Exercise prompt: Count how many lines below include the string "dimensions", and give that number without anything else.

(Saved entries)
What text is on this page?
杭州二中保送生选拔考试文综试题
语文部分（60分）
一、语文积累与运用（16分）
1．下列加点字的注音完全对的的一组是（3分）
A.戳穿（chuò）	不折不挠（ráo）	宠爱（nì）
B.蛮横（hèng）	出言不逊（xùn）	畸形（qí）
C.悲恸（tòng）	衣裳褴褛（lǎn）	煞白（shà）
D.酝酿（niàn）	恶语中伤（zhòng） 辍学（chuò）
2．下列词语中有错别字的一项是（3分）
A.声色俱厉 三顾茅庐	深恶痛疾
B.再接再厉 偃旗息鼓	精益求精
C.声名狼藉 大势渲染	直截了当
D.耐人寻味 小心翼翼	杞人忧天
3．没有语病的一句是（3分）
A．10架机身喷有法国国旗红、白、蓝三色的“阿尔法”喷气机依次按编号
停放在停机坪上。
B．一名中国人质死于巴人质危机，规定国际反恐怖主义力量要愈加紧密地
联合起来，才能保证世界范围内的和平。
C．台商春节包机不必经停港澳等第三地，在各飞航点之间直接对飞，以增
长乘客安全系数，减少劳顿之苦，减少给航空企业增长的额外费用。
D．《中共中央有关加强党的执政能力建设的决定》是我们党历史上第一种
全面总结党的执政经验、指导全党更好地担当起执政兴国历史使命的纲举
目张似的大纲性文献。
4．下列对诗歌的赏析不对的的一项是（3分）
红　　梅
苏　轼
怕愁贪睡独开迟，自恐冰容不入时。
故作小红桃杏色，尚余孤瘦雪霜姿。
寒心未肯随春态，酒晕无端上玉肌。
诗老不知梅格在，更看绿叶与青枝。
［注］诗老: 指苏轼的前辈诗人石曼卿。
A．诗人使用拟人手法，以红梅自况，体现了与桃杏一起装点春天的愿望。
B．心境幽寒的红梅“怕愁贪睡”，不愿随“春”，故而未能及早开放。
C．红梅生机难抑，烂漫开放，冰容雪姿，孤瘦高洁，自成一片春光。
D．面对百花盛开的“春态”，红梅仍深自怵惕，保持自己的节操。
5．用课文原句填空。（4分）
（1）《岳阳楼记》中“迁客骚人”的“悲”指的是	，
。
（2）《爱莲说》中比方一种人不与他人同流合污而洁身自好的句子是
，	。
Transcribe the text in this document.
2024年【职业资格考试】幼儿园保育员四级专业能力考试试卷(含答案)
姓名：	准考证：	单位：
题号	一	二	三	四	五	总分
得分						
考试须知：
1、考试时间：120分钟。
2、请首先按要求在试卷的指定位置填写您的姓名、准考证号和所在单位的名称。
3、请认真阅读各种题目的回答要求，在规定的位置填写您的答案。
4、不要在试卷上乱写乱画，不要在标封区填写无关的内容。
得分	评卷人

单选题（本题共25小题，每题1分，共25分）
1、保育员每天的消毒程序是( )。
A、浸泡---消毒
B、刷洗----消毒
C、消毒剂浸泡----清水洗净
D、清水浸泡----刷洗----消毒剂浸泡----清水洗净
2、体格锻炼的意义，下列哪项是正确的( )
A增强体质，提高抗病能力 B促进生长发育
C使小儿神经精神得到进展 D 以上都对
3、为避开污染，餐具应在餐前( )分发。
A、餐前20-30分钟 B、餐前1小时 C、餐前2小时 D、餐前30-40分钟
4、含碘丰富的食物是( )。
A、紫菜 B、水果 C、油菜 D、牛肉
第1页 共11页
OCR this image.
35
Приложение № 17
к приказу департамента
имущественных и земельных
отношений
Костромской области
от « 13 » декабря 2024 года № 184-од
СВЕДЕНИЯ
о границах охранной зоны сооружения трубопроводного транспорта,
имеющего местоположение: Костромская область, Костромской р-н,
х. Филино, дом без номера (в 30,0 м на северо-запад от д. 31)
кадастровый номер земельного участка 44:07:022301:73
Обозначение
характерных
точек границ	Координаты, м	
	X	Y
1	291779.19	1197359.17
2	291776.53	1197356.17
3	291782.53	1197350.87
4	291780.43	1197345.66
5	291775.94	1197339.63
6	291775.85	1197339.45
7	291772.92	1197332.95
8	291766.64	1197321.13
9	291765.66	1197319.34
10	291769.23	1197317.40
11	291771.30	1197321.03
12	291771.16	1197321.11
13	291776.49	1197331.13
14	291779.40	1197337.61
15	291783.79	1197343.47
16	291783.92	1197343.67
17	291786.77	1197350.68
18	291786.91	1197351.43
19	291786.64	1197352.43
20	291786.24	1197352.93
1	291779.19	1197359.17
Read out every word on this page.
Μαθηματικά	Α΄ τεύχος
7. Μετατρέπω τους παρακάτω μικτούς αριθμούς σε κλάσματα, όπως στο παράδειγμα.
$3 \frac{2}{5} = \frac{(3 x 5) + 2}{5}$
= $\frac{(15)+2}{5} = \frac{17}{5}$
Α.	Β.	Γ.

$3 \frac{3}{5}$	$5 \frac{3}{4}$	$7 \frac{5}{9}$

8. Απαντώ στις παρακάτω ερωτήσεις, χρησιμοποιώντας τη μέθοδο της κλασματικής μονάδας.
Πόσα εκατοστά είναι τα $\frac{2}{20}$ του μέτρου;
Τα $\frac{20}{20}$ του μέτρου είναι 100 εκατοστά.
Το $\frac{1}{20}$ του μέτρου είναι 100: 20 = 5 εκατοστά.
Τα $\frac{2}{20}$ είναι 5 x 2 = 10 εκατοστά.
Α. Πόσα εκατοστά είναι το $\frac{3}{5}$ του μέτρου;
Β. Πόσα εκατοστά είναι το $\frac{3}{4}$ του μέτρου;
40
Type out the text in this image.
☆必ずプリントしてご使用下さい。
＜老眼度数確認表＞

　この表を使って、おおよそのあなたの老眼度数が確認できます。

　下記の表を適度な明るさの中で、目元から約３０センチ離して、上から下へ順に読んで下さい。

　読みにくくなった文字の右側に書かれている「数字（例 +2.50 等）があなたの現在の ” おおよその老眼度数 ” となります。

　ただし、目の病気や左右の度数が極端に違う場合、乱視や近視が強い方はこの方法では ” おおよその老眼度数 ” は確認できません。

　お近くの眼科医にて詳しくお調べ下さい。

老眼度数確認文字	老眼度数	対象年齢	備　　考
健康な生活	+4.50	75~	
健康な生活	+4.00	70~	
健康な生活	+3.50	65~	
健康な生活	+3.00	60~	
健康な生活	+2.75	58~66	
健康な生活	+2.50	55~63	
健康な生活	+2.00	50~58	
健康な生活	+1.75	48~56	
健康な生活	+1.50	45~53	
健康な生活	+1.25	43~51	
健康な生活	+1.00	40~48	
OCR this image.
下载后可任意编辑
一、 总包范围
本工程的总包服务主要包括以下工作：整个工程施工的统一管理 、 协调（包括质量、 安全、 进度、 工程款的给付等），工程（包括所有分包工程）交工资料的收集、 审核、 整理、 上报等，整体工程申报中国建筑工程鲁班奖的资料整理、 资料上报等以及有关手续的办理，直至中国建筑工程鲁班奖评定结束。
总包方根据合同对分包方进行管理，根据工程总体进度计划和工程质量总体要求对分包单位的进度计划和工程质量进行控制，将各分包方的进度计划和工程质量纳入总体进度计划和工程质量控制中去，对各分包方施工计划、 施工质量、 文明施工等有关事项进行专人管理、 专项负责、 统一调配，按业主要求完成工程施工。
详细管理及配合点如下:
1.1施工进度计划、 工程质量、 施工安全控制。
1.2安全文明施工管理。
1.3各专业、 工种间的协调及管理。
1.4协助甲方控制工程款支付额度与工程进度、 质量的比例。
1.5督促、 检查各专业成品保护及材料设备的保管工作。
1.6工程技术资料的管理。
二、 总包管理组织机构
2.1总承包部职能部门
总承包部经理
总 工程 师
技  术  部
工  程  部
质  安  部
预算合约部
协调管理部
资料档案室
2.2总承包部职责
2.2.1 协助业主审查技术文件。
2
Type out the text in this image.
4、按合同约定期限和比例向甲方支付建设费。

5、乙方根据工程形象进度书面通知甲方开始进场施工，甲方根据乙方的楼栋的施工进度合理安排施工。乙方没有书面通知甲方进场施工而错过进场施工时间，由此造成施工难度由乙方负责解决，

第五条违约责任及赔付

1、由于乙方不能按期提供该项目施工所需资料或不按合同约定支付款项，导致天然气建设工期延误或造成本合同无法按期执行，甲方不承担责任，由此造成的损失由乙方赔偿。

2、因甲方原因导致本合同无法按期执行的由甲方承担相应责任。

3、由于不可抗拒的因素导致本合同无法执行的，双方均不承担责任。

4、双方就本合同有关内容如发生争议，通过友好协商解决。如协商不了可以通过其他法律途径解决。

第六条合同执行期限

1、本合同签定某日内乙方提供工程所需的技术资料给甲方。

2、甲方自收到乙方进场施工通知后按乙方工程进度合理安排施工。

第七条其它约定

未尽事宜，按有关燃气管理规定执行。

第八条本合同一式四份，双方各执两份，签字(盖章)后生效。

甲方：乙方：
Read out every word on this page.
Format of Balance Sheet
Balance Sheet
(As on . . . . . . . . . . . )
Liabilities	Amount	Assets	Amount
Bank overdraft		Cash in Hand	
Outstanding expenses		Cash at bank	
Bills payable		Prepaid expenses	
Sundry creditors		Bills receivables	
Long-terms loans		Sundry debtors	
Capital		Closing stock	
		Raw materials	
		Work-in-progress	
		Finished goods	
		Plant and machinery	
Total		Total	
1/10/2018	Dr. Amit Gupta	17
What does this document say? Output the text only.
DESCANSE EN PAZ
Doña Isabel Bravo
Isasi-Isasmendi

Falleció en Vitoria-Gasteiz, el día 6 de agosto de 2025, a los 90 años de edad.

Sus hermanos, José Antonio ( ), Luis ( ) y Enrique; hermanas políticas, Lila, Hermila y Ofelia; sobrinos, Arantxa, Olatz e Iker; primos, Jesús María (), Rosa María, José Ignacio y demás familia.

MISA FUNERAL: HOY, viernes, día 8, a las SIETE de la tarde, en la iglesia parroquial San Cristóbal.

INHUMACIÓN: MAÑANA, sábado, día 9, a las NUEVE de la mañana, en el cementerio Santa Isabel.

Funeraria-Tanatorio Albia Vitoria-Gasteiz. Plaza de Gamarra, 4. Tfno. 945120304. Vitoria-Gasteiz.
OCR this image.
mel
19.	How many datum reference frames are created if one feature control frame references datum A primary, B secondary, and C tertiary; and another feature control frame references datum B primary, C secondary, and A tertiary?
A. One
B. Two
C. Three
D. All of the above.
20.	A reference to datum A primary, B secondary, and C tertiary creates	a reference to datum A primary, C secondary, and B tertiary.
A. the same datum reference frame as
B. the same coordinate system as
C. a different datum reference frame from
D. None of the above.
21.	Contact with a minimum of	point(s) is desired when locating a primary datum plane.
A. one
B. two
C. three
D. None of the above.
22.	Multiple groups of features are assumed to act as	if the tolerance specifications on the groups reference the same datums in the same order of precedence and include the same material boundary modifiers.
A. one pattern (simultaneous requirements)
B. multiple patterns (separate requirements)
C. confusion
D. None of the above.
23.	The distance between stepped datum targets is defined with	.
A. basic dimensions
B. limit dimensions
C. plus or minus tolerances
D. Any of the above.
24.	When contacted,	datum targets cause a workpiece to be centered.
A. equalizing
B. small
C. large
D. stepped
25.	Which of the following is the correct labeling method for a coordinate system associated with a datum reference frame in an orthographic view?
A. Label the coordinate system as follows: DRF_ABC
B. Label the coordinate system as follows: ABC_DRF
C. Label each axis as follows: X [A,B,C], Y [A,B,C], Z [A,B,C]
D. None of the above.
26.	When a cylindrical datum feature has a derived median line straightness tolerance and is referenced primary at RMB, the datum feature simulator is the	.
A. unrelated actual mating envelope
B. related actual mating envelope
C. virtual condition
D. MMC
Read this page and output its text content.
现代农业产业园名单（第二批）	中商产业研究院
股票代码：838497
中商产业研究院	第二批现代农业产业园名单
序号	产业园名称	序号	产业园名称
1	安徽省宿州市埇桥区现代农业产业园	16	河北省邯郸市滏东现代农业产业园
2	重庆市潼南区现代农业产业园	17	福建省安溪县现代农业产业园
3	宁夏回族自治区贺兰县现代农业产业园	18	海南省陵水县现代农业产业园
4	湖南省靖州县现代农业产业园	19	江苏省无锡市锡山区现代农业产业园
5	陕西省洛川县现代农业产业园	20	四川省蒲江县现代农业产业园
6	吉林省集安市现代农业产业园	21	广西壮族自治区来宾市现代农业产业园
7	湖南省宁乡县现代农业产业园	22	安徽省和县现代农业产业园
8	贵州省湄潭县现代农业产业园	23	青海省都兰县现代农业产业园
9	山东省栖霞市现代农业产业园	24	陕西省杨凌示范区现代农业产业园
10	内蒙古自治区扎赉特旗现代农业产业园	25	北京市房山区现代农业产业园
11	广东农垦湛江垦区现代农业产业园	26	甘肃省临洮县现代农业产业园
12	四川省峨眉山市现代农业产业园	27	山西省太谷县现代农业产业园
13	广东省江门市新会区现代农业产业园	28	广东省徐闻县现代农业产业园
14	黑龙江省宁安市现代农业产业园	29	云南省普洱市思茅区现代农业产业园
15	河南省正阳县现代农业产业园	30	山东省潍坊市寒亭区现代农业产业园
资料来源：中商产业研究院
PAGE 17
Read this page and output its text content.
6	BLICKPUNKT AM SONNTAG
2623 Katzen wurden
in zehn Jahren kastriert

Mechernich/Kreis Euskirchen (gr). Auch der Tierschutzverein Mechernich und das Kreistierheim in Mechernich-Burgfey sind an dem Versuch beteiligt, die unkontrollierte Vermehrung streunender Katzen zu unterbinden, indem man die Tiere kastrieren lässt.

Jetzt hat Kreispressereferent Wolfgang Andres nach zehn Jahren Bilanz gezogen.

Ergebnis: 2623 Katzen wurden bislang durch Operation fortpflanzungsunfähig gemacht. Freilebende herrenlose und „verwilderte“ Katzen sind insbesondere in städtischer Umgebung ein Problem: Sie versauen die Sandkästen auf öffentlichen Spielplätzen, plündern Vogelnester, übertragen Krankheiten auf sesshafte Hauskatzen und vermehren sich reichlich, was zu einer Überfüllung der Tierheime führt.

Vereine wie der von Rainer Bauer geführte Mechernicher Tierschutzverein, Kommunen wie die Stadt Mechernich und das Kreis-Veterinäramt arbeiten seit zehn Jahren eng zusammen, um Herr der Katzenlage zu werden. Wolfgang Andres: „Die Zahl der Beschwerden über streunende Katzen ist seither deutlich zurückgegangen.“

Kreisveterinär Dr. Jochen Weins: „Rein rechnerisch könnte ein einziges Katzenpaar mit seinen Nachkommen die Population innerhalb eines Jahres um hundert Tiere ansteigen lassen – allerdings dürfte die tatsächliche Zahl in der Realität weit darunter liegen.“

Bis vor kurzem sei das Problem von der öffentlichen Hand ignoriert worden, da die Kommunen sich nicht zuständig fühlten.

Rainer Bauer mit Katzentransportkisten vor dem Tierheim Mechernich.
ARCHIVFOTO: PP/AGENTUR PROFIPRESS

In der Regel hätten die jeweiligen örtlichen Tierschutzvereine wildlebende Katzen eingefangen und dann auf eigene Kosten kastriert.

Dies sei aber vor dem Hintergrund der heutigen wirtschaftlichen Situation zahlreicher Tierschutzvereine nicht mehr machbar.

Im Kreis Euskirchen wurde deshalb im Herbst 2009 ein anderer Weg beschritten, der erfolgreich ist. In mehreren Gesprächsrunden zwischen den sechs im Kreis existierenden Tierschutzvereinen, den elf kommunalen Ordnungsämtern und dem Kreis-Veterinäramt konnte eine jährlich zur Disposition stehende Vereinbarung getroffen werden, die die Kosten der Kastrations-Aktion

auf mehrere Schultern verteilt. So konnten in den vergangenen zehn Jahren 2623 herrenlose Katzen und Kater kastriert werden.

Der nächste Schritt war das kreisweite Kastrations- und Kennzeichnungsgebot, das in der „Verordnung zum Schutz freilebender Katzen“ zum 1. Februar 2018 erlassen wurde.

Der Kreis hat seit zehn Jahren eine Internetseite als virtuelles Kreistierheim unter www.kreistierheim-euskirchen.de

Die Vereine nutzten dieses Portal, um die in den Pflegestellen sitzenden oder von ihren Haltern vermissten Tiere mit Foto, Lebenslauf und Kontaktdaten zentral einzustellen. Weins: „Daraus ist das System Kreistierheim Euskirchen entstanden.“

Output for this exercise: 2